• **Çalışma Konusu**
Makaledeki "Ama tarihi ilham almak için değil, ibret almak için okumak gerektiğine inanırım." cümlesini İngilizceye çeviriniz.

• **Makale**
En son söyleyeceğimi en başta söyleyeyim. Yazının ana fikrini başlığa yazayım. Böylelikle memleket meseleleri için beş dakikası olmayan arkadaşlara kolaylık sağlayalım.
‘İran saldırısının zamanlaması’ konulu bir önceki yazıma siz kıymetli okurlarımdan ekseriyetle çok güzel, müspet tepkiler geldi, müteşekkirim. Ancak az da olsa; bırak birbirini yesinler, dinsizin hakkından imansız gelir, bu durum ülkemizin yararınadır, zaten danışıklı dövüş gibi insani ve İslami bulmadığım değerlendirmeler de geldi.
Irk ve mezhep temelli reel politiğe aykırı bu yaklaşımlar, ne bölgenin coğrafi gerçekliğine, ne tarihi geçmişine, ne de kültürel bütünlüğüne uygundur. Üzücü olan bu tür absürtlüklerin içinde, kanaat önderi mesabesinde, entelektüel derinliğe sahip köşe yazarlarının da bulunmasıdır.
Evet, hepimizin zihinlerinde ‘ama’ ile başlayan cümleler sıraya girdi, farkındayım. Halep’ten Bağdat’a, Basra’ya, Karabağ’dan Şuşa’ya, terör örgütleriyle flörtten Şebbihalara, Haşdi Şa’bilere, Şii hilalinden Kızıldeniz sahillerine, Yemen’e kadar uzar gider bu liste. Hepsi de haklıdır.
Ancak müsaadenizle bir ama’lı cümle de ben kurayım. Türkiye’nin İran sınırı yaklaşık 400 yıl önce bugün, 17 Mayıs 1639’da, 4. Murad’ın Bağdat seferi dönüşünde imzalanan Kasr-ı Şirin antlaşmasıyla tespit edilen en eski kara sınırıdır.
Buna mukabil, ana yurttan bir oldubitti ile koparılan en son kara parçası da Filistin’dir. Küresel fitne ocağı, soykırımcı terörist İsrail’in işgal ettiği toprakların tapusu hala Osmanlı arşivlerindedir.
Filistin’in ne şartlarda Siyonist Yahudilere hediye edildiğini meraklılarının ilgisine arz edelim. İyi bir tarih okuyucusu değilim, hele kronoloji ile hiç aram olmadı. Ama tarihi ilham almak için değil, ibret almak için okumak gerektiğine inanırım.
‘Yurtta sulh, cihanda sulh’ sakız çiğner gibi tekrarlamakla olmuyor. Cihanda huzur olmadan yurtta sulh olmayacağını kavramak lazım.
İlkesel olarak savaşa karşıyım. Şii inancında da ancak savunma için cihada fetva verildiğini biliyorum. Komşu ve kardeş bir ülkede savaş olması asla isteyeceğimiz bir şey olamaz. Daha da beteri, bu savaşı komşumuzun kaybetme ihtimali.

• **Kayıtlı Veriler**

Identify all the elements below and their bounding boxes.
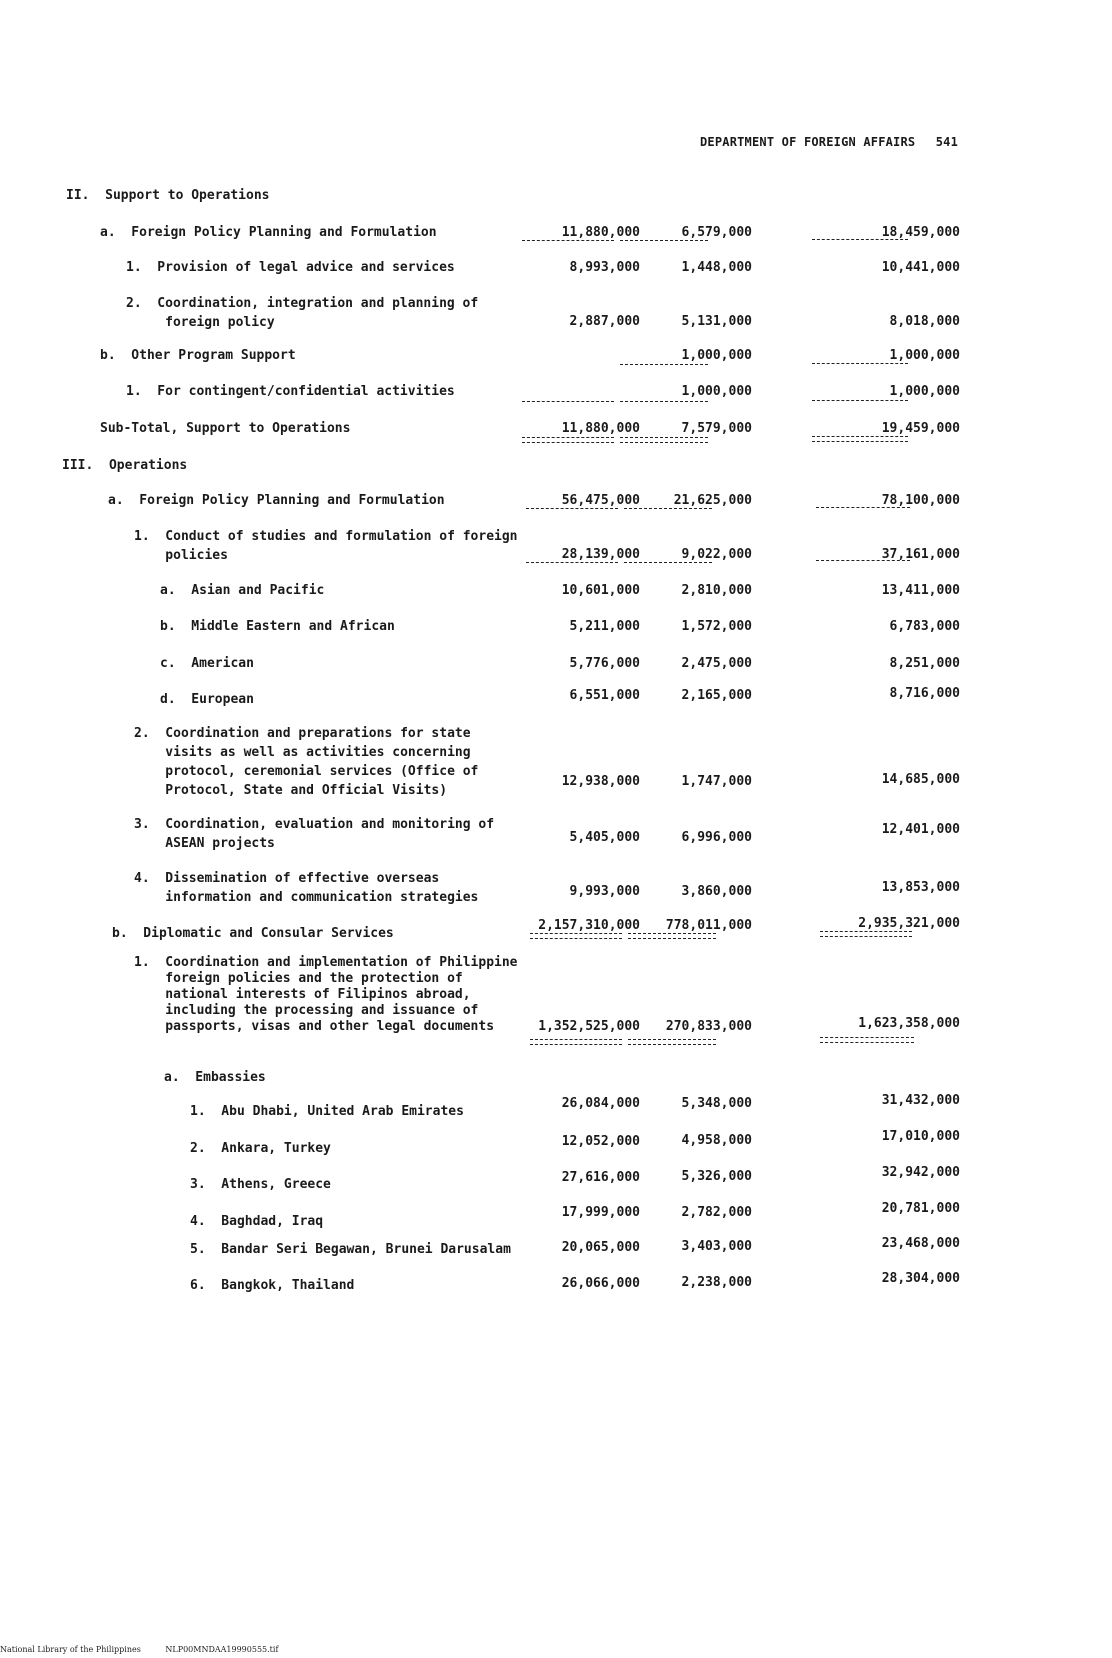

• **Alıştırma Yanıtı**
But I believe that history should be read not to draw inspiration but to draw lessons.